> [Aim] Print every record below exactly as written.

━━━━

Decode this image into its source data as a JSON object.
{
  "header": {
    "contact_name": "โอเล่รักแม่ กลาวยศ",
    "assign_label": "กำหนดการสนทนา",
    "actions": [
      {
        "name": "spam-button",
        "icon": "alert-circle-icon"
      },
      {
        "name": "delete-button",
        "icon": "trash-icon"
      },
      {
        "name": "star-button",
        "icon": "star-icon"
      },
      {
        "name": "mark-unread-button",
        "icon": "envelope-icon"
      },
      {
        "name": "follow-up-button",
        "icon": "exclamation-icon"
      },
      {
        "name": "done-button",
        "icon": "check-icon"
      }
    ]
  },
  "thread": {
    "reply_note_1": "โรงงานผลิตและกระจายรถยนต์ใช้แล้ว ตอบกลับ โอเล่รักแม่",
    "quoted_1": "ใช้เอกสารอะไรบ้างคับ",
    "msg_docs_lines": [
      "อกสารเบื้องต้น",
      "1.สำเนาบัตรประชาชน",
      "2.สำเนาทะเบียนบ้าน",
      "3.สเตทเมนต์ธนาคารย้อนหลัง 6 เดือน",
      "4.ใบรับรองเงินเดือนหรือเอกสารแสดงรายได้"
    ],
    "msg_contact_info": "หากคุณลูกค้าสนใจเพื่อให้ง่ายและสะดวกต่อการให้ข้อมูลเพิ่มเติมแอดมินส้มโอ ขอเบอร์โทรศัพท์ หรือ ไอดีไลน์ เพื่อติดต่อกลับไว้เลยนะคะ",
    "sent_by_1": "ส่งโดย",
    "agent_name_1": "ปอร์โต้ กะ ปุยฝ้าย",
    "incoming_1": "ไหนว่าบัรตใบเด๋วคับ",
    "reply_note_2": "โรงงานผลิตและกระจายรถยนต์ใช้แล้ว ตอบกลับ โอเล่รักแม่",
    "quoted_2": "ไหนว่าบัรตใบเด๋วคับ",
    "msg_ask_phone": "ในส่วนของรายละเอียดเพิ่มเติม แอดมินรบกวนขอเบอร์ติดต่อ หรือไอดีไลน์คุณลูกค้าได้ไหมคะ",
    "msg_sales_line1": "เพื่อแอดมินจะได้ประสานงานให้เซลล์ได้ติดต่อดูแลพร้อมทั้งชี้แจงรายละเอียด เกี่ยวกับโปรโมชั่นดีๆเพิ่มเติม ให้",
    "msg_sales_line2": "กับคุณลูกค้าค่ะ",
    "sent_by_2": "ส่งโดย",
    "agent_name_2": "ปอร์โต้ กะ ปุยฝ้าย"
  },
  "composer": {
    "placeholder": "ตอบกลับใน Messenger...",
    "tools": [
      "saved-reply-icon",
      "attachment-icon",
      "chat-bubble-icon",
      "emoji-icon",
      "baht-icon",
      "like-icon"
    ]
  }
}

━━━━

> [Result below]
Decode this image into its source data as a JSON object.
{
  "header": {
    "contact_name": "โอเล่รักแม่ กลาวยศ",
    "assign_label": "กำหนดการสนทนา",
    "actions": [
      {
        "name": "spam-button",
        "icon": "alert-circle-icon"
      },
      {
        "name": "delete-button",
        "icon": "trash-icon"
      },
      {
        "name": "star-button",
        "icon": "star-icon"
      },
      {
        "name": "mark-unread-button",
        "icon": "envelope-icon"
      },
      {
        "name": "follow-up-button",
        "icon": "exclamation-icon"
      },
      {
        "name": "done-button",
        "icon": "check-icon"
      }
    ]
  },
  "thread": {
    "reply_note_1": "โรงงานผลิตและกระจายรถยนต์ใช้แล้ว ตอบกลับ โอเล่รักแม่",
    "quoted_1": "ใช้เอกสารอะไรบ้างคับ",
    "msg_docs_lines": [
      "อกสารเบื้องต้น",
      "1.สำเนาบัตรประชาชน",
      "2.สำเนาทะเบียนบ้าน",
      "3.สเตทเมนต์ธนาคารย้อนหลัง 6 เดือน",
      "4.ใบรับรองเงินเดือนหรือเอกสารแสดงรายได้"
    ],
    "msg_contact_info": "หากคุณลูกค้าสนใจเพื่อให้ง่ายและสะดวกต่อการให้ข้อมูลเพิ่มเติมแอดมินส้มโอ ขอเบอร์โทรศัพท์ หรือ ไอดีไลน์ เพื่อติดต่อกลับไว้เลยนะคะ",
    "sent_by_1": "ส่งโดย",
    "agent_name_1": "ปอร์โต้ กะ ปุยฝ้าย",
    "incoming_1": "ไหนว่าบัรตใบเด๋วคับ",
    "reply_note_2": "โรงงานผลิตและกระจายรถยนต์ใช้แล้ว ตอบกลับ โอเล่รักแม่",
    "quoted_2": "ไหนว่าบัรตใบเด๋วคับ",
    "msg_ask_phone": "ในส่วนของรายละเอียดเพิ่มเติม แอดมินรบกวนขอเบอร์ติดต่อ หรือไอดีไลน์คุณลูกค้าได้ไหมคะ",
    "msg_sales_line1": "เพื่อแอดมินจะได้ประสานงานให้เซลล์ได้ติดต่อดูแลพร้อมทั้งชี้แจงรายละเอียด เกี่ยวกับโปรโมชั่นดีๆเพิ่มเติม ให้",
    "msg_sales_line2": "กับคุณลูกค้าค่ะ",
    "sent_by_2": "ส่งโดย",
    "agent_name_2": "ปอร์โต้ กะ ปุยฝ้าย"
  },
  "composer": {
    "placeholder": "ตอบกลับใน Messenger...",
    "tools": [
      "saved-reply-icon",
      "attachment-icon",
      "chat-bubble-icon",
      "emoji-icon",
      "baht-icon",
      "like-icon"
    ]
  }
}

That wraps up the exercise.